[Figure contents as structured data]
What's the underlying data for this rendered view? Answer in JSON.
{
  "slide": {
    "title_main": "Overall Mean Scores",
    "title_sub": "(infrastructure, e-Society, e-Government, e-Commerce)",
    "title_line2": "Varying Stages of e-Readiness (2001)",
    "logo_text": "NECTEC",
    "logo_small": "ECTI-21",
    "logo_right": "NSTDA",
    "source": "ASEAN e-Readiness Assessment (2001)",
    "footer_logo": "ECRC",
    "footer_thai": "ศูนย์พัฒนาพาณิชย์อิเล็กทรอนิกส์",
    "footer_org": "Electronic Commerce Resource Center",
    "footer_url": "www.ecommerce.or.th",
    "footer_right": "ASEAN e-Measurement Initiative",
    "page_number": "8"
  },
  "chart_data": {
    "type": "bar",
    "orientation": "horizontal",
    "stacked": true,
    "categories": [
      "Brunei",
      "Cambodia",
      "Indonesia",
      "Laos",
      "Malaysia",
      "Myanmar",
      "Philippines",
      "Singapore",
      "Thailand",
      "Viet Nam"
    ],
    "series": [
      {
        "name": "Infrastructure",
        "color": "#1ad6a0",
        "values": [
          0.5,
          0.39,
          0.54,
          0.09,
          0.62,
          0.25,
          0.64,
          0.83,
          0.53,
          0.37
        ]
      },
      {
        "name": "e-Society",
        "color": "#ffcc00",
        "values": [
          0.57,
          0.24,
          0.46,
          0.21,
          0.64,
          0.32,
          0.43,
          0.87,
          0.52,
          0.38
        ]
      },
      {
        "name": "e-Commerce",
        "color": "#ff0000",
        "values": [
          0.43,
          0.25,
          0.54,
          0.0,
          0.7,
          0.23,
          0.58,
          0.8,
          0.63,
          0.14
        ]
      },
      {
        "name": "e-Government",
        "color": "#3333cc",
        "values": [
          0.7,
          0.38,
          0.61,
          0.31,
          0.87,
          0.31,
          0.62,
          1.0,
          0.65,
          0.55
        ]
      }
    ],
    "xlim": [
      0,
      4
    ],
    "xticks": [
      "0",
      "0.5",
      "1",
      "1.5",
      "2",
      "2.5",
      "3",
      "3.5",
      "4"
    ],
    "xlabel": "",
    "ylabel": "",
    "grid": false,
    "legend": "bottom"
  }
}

Exercise brief
Return a copy of every line that includes the word "color".

Answer below
        "color": "#1ad6a0",
        "color": "#ffcc00",
        "color": "#ff0000",
        "color": "#3333cc",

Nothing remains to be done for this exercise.